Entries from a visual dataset
***

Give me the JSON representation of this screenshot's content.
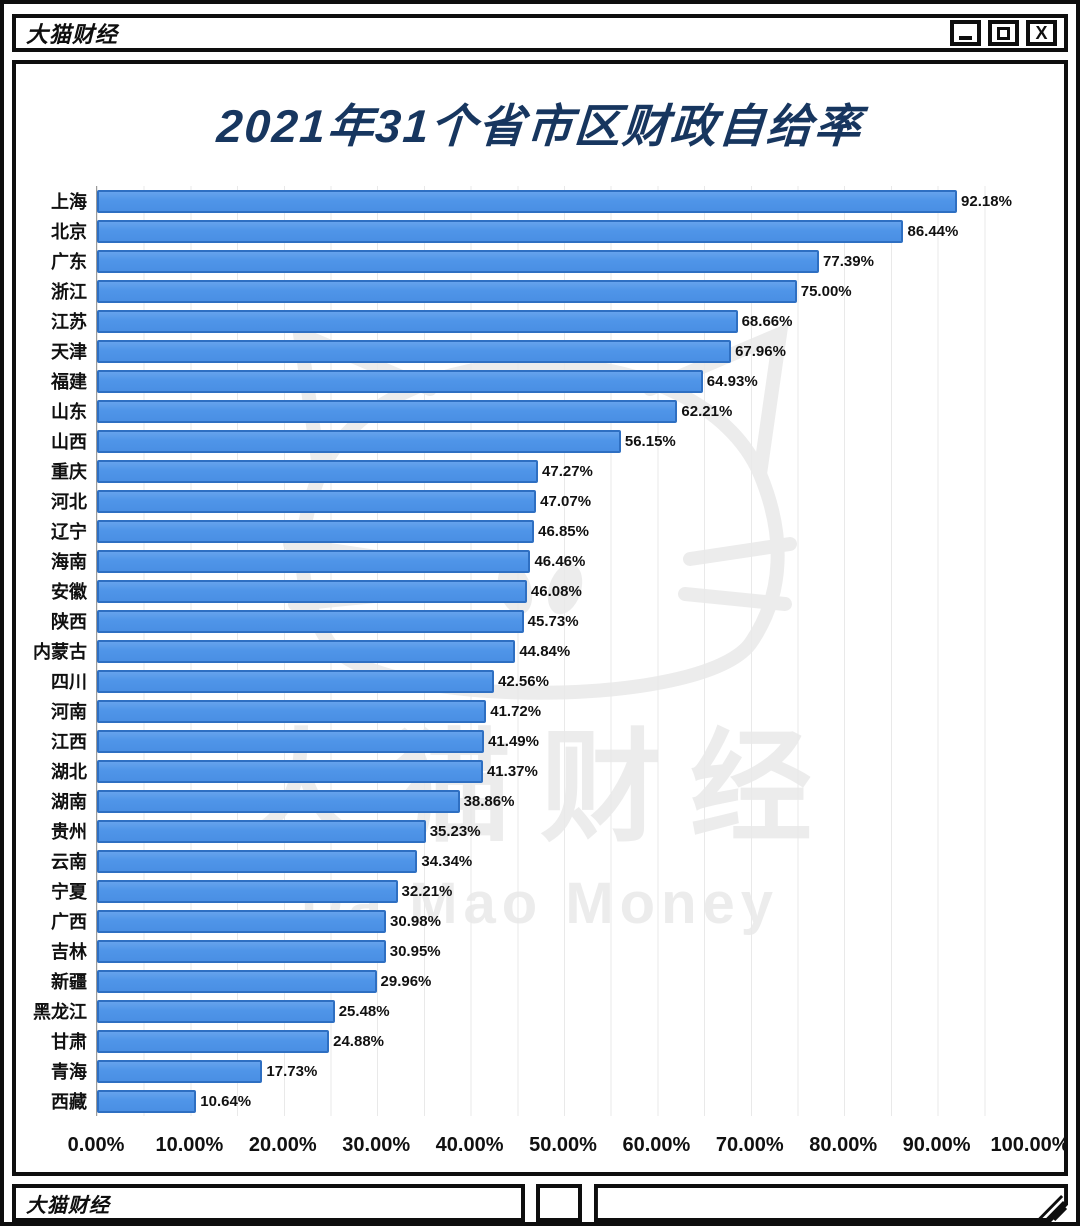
{
  "window": {
    "titlebar": {
      "title": "大猫财经"
    },
    "controls": {
      "items": [
        "minimize-button",
        "maximize-button",
        "close-button"
      ],
      "close_label": "X"
    },
    "statusbar": {
      "left_text": "大猫财经"
    }
  },
  "watermark": {
    "cn": "大猫财经",
    "en": "Da Mao Money",
    "icon": "cat-face-outline"
  },
  "chart_data": {
    "type": "bar",
    "orientation": "horizontal",
    "title": "2021年31个省市区财政自给率",
    "title_color": "#17365f",
    "bar_color": "#4f95e8",
    "bar_border_color": "#2e6fc2",
    "grid": true,
    "legend": false,
    "xlim": [
      0,
      100
    ],
    "x_ticks": [
      "0.00%",
      "10.00%",
      "20.00%",
      "30.00%",
      "40.00%",
      "50.00%",
      "60.00%",
      "70.00%",
      "80.00%",
      "90.00%",
      "100.00%"
    ],
    "categories": [
      "上海",
      "北京",
      "广东",
      "浙江",
      "江苏",
      "天津",
      "福建",
      "山东",
      "山西",
      "重庆",
      "河北",
      "辽宁",
      "海南",
      "安徽",
      "陕西",
      "内蒙古",
      "四川",
      "河南",
      "江西",
      "湖北",
      "湖南",
      "贵州",
      "云南",
      "宁夏",
      "广西",
      "吉林",
      "新疆",
      "黑龙江",
      "甘肃",
      "青海",
      "西藏"
    ],
    "values": [
      92.18,
      86.44,
      77.39,
      75.0,
      68.66,
      67.96,
      64.93,
      62.21,
      56.15,
      47.27,
      47.07,
      46.85,
      46.46,
      46.08,
      45.73,
      44.84,
      42.56,
      41.72,
      41.49,
      41.37,
      38.86,
      35.23,
      34.34,
      32.21,
      30.98,
      30.95,
      29.96,
      25.48,
      24.88,
      17.73,
      10.64
    ],
    "value_labels": [
      "92.18%",
      "86.44%",
      "77.39%",
      "75.00%",
      "68.66%",
      "67.96%",
      "64.93%",
      "62.21%",
      "56.15%",
      "47.27%",
      "47.07%",
      "46.85%",
      "46.46%",
      "46.08%",
      "45.73%",
      "44.84%",
      "42.56%",
      "41.72%",
      "41.49%",
      "41.37%",
      "38.86%",
      "35.23%",
      "34.34%",
      "32.21%",
      "30.98%",
      "30.95%",
      "29.96%",
      "25.48%",
      "24.88%",
      "17.73%",
      "10.64%"
    ]
  }
}
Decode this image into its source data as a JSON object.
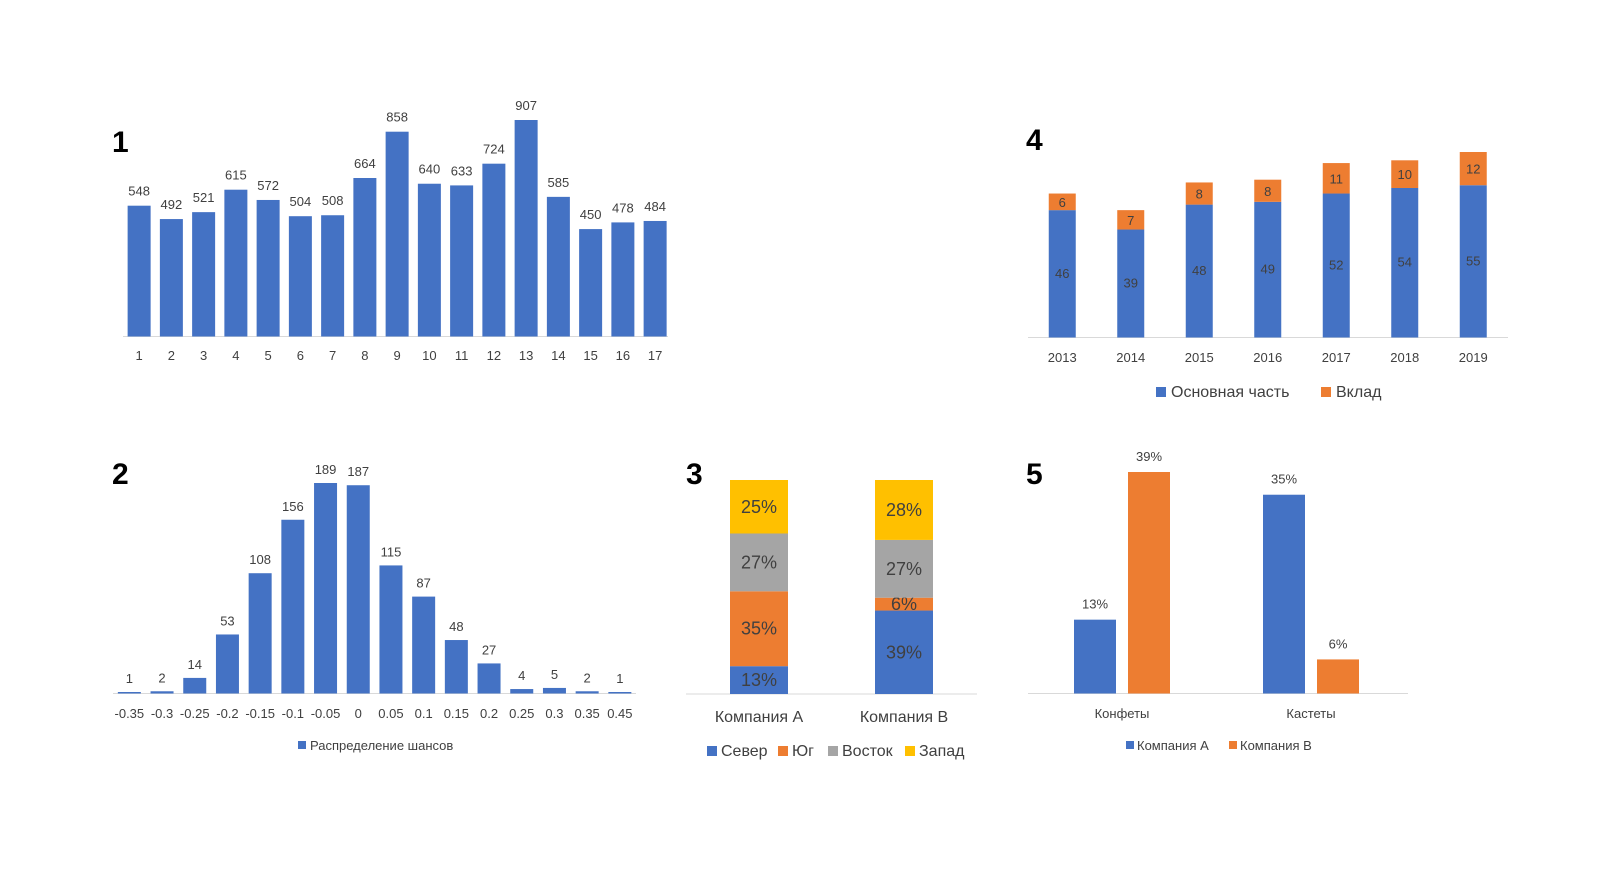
{
  "colors": {
    "blue": "#4472C4",
    "orange": "#ED7D31",
    "gray": "#A5A5A5",
    "yellow": "#FFC000",
    "axis": "#D9D9D9"
  },
  "chart_data": [
    {
      "id": "chart1",
      "panel_label": "1",
      "type": "bar",
      "categories": [
        "1",
        "2",
        "3",
        "4",
        "5",
        "6",
        "7",
        "8",
        "9",
        "10",
        "11",
        "12",
        "13",
        "14",
        "15",
        "16",
        "17"
      ],
      "values": [
        548,
        492,
        521,
        615,
        572,
        504,
        508,
        664,
        858,
        640,
        633,
        724,
        907,
        585,
        450,
        478,
        484
      ],
      "ylim": [
        0,
        907
      ],
      "data_labels": true,
      "grid": false
    },
    {
      "id": "chart2",
      "panel_label": "2",
      "type": "bar",
      "categories": [
        "-0.35",
        "-0.3",
        "-0.25",
        "-0.2",
        "-0.15",
        "-0.1",
        "-0.05",
        "0",
        "0.05",
        "0.1",
        "0.15",
        "0.2",
        "0.25",
        "0.3",
        "0.35",
        "0.45"
      ],
      "series": [
        {
          "name": "Распределение шансов",
          "values": [
            1,
            2,
            14,
            53,
            108,
            156,
            189,
            187,
            115,
            87,
            48,
            27,
            4,
            5,
            2,
            1
          ]
        }
      ],
      "ylim": [
        0,
        189
      ],
      "data_labels": true,
      "legend": "bottom",
      "grid": false
    },
    {
      "id": "chart3",
      "panel_label": "3",
      "type": "bar",
      "stacked": true,
      "percent": true,
      "categories": [
        "Компания А",
        "Компания B"
      ],
      "series": [
        {
          "name": "Север",
          "values": [
            13,
            39
          ],
          "labels": [
            "13%",
            "39%"
          ]
        },
        {
          "name": "Юг",
          "values": [
            35,
            6
          ],
          "labels": [
            "35%",
            "6%"
          ]
        },
        {
          "name": "Восток",
          "values": [
            27,
            27
          ],
          "labels": [
            "27%",
            "27%"
          ]
        },
        {
          "name": "Запад",
          "values": [
            25,
            28
          ],
          "labels": [
            "25%",
            "28%"
          ]
        }
      ],
      "legend": "bottom",
      "grid": false
    },
    {
      "id": "chart4",
      "panel_label": "4",
      "type": "bar",
      "stacked": true,
      "categories": [
        "2013",
        "2014",
        "2015",
        "2016",
        "2017",
        "2018",
        "2019"
      ],
      "series": [
        {
          "name": "Основная часть",
          "values": [
            46,
            39,
            48,
            49,
            52,
            54,
            55
          ]
        },
        {
          "name": "Вклад",
          "values": [
            6,
            7,
            8,
            8,
            11,
            10,
            12
          ]
        }
      ],
      "ylim": [
        0,
        67
      ],
      "data_labels": true,
      "legend": "bottom",
      "grid": false
    },
    {
      "id": "chart5",
      "panel_label": "5",
      "type": "bar",
      "categories": [
        "Конфеты",
        "Кастеты"
      ],
      "series": [
        {
          "name": "Компания А",
          "values": [
            13,
            35
          ],
          "labels": [
            "13%",
            "35%"
          ]
        },
        {
          "name": "Компания В",
          "values": [
            39,
            6
          ],
          "labels": [
            "39%",
            "6%"
          ]
        }
      ],
      "ylim": [
        0,
        39
      ],
      "data_labels": true,
      "legend": "bottom",
      "grid": false
    }
  ]
}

***

What is asked:
Reproduce the full listing above verbatim, with no pictures included.

Solution below:
Give me the JSON representation of this screenshot's content.
{
  "window": {
    "titlebar": {
      "title": "大猫财经"
    },
    "controls": {
      "items": [
        "minimize-button",
        "maximize-button",
        "close-button"
      ],
      "close_label": "X"
    },
    "statusbar": {
      "left_text": "大猫财经"
    }
  },
  "watermark": {
    "cn": "大猫财经",
    "en": "Da Mao Money",
    "icon": "cat-face-outline"
  },
  "chart_data": {
    "type": "bar",
    "orientation": "horizontal",
    "title": "2021年31个省市区财政自给率",
    "title_color": "#17365f",
    "bar_color": "#4f95e8",
    "bar_border_color": "#2e6fc2",
    "grid": true,
    "legend": false,
    "xlim": [
      0,
      100
    ],
    "x_ticks": [
      "0.00%",
      "10.00%",
      "20.00%",
      "30.00%",
      "40.00%",
      "50.00%",
      "60.00%",
      "70.00%",
      "80.00%",
      "90.00%",
      "100.00%"
    ],
    "categories": [
      "上海",
      "北京",
      "广东",
      "浙江",
      "江苏",
      "天津",
      "福建",
      "山东",
      "山西",
      "重庆",
      "河北",
      "辽宁",
      "海南",
      "安徽",
      "陕西",
      "内蒙古",
      "四川",
      "河南",
      "江西",
      "湖北",
      "湖南",
      "贵州",
      "云南",
      "宁夏",
      "广西",
      "吉林",
      "新疆",
      "黑龙江",
      "甘肃",
      "青海",
      "西藏"
    ],
    "values": [
      92.18,
      86.44,
      77.39,
      75.0,
      68.66,
      67.96,
      64.93,
      62.21,
      56.15,
      47.27,
      47.07,
      46.85,
      46.46,
      46.08,
      45.73,
      44.84,
      42.56,
      41.72,
      41.49,
      41.37,
      38.86,
      35.23,
      34.34,
      32.21,
      30.98,
      30.95,
      29.96,
      25.48,
      24.88,
      17.73,
      10.64
    ],
    "value_labels": [
      "92.18%",
      "86.44%",
      "77.39%",
      "75.00%",
      "68.66%",
      "67.96%",
      "64.93%",
      "62.21%",
      "56.15%",
      "47.27%",
      "47.07%",
      "46.85%",
      "46.46%",
      "46.08%",
      "45.73%",
      "44.84%",
      "42.56%",
      "41.72%",
      "41.49%",
      "41.37%",
      "38.86%",
      "35.23%",
      "34.34%",
      "32.21%",
      "30.98%",
      "30.95%",
      "29.96%",
      "25.48%",
      "24.88%",
      "17.73%",
      "10.64%"
    ]
  }
}
Decode this image into its source data as a JSON object.
{
  "colors": {
    "blue": "#4472C4",
    "orange": "#ED7D31",
    "gray": "#A5A5A5",
    "yellow": "#FFC000",
    "axis": "#D9D9D9"
  },
  "chart_data": [
    {
      "id": "chart1",
      "panel_label": "1",
      "type": "bar",
      "categories": [
        "1",
        "2",
        "3",
        "4",
        "5",
        "6",
        "7",
        "8",
        "9",
        "10",
        "11",
        "12",
        "13",
        "14",
        "15",
        "16",
        "17"
      ],
      "values": [
        548,
        492,
        521,
        615,
        572,
        504,
        508,
        664,
        858,
        640,
        633,
        724,
        907,
        585,
        450,
        478,
        484
      ],
      "ylim": [
        0,
        907
      ],
      "data_labels": true,
      "grid": false
    },
    {
      "id": "chart2",
      "panel_label": "2",
      "type": "bar",
      "categories": [
        "-0.35",
        "-0.3",
        "-0.25",
        "-0.2",
        "-0.15",
        "-0.1",
        "-0.05",
        "0",
        "0.05",
        "0.1",
        "0.15",
        "0.2",
        "0.25",
        "0.3",
        "0.35",
        "0.45"
      ],
      "series": [
        {
          "name": "Распределение шансов",
          "values": [
            1,
            2,
            14,
            53,
            108,
            156,
            189,
            187,
            115,
            87,
            48,
            27,
            4,
            5,
            2,
            1
          ]
        }
      ],
      "ylim": [
        0,
        189
      ],
      "data_labels": true,
      "legend": "bottom",
      "grid": false
    },
    {
      "id": "chart3",
      "panel_label": "3",
      "type": "bar",
      "stacked": true,
      "percent": true,
      "categories": [
        "Компания А",
        "Компания B"
      ],
      "series": [
        {
          "name": "Север",
          "values": [
            13,
            39
          ],
          "labels": [
            "13%",
            "39%"
          ]
        },
        {
          "name": "Юг",
          "values": [
            35,
            6
          ],
          "labels": [
            "35%",
            "6%"
          ]
        },
        {
          "name": "Восток",
          "values": [
            27,
            27
          ],
          "labels": [
            "27%",
            "27%"
          ]
        },
        {
          "name": "Запад",
          "values": [
            25,
            28
          ],
          "labels": [
            "25%",
            "28%"
          ]
        }
      ],
      "legend": "bottom",
      "grid": false
    },
    {
      "id": "chart4",
      "panel_label": "4",
      "type": "bar",
      "stacked": true,
      "categories": [
        "2013",
        "2014",
        "2015",
        "2016",
        "2017",
        "2018",
        "2019"
      ],
      "series": [
        {
          "name": "Основная часть",
          "values": [
            46,
            39,
            48,
            49,
            52,
            54,
            55
          ]
        },
        {
          "name": "Вклад",
          "values": [
            6,
            7,
            8,
            8,
            11,
            10,
            12
          ]
        }
      ],
      "ylim": [
        0,
        67
      ],
      "data_labels": true,
      "legend": "bottom",
      "grid": false
    },
    {
      "id": "chart5",
      "panel_label": "5",
      "type": "bar",
      "categories": [
        "Конфеты",
        "Кастеты"
      ],
      "series": [
        {
          "name": "Компания А",
          "values": [
            13,
            35
          ],
          "labels": [
            "13%",
            "35%"
          ]
        },
        {
          "name": "Компания В",
          "values": [
            39,
            6
          ],
          "labels": [
            "39%",
            "6%"
          ]
        }
      ],
      "ylim": [
        0,
        39
      ],
      "data_labels": true,
      "legend": "bottom",
      "grid": false
    }
  ]
}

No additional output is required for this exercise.